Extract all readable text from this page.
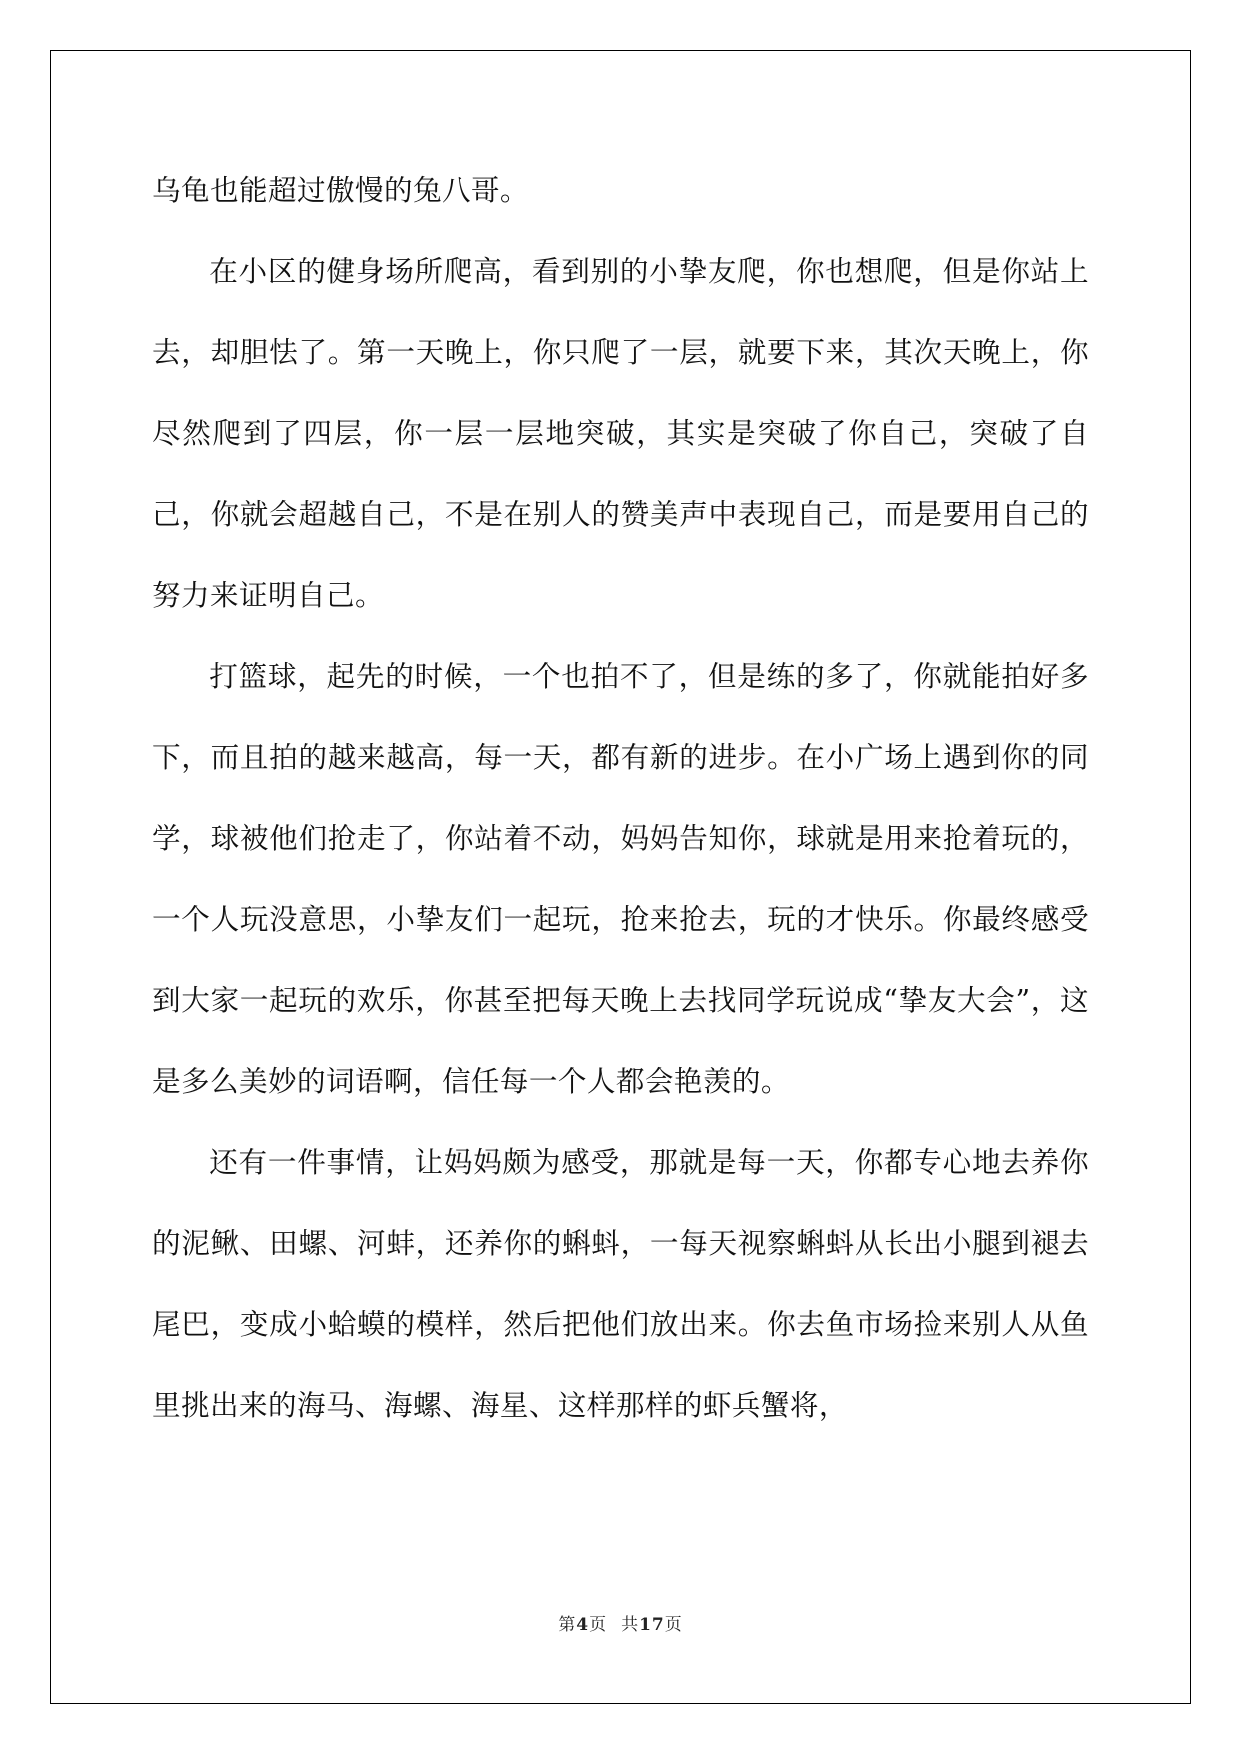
乌龟也能超过傲慢的兔八哥。

在小区的健身场所爬高，看到别的小挚友爬，你也想爬，但是你站上去，却胆怯了。第一天晚上，你只爬了一层，就要下来，其次天晚上，你尽然爬到了四层，你一层一层地突破，其实是突破了你自己，突破了自己，你就会超越自己，不是在别人的赞美声中表现自己，而是要用自己的努力来证明自己。

打篮球，起先的时候，一个也拍不了，但是练的多了，你就能拍好多下，而且拍的越来越高，每一天，都有新的进步。在小广场上遇到你的同学，球被他们抢走了，你站着不动，妈妈告知你，球就是用来抢着玩的，一个人玩没意思，小挚友们一起玩，抢来抢去，玩的才快乐。你最终感受到大家一起玩的欢乐，你甚至把每天晚上去找同学玩说成“挚友大会”，这是多么美妙的词语啊，信任每一个人都会艳羡的。

还有一件事情，让妈妈颇为感受，那就是每一天，你都专心地去养你的泥鳅、田螺、河蚌，还养你的蝌蚪，一每天视察蝌蚪从长出小腿到褪去尾巴，变成小蛤蟆的模样，然后把他们放出来。你去鱼市场捡来别人从鱼里挑出来的海马、海螺、海星、这样那样的虾兵蟹将，

第4页 共17页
- - - - -
Quote each entry above verbatim and drop the pictures.

Extract all readable text from this page.
乌龟也能超过傲慢的兔八哥。

在小区的健身场所爬高，看到别的小挚友爬，你也想爬，但是你站上去，却胆怯了。第一天晚上，你只爬了一层，就要下来，其次天晚上，你尽然爬到了四层，你一层一层地突破，其实是突破了你自己，突破了自己，你就会超越自己，不是在别人的赞美声中表现自己，而是要用自己的努力来证明自己。

打篮球，起先的时候，一个也拍不了，但是练的多了，你就能拍好多下，而且拍的越来越高，每一天，都有新的进步。在小广场上遇到你的同学，球被他们抢走了，你站着不动，妈妈告知你，球就是用来抢着玩的，一个人玩没意思，小挚友们一起玩，抢来抢去，玩的才快乐。你最终感受到大家一起玩的欢乐，你甚至把每天晚上去找同学玩说成“挚友大会”，这是多么美妙的词语啊，信任每一个人都会艳羡的。

还有一件事情，让妈妈颇为感受，那就是每一天，你都专心地去养你的泥鳅、田螺、河蚌，还养你的蝌蚪，一每天视察蝌蚪从长出小腿到褪去尾巴，变成小蛤蟆的模样，然后把他们放出来。你去鱼市场捡来别人从鱼里挑出来的海马、海螺、海星、这样那样的虾兵蟹将，

第4页 共17页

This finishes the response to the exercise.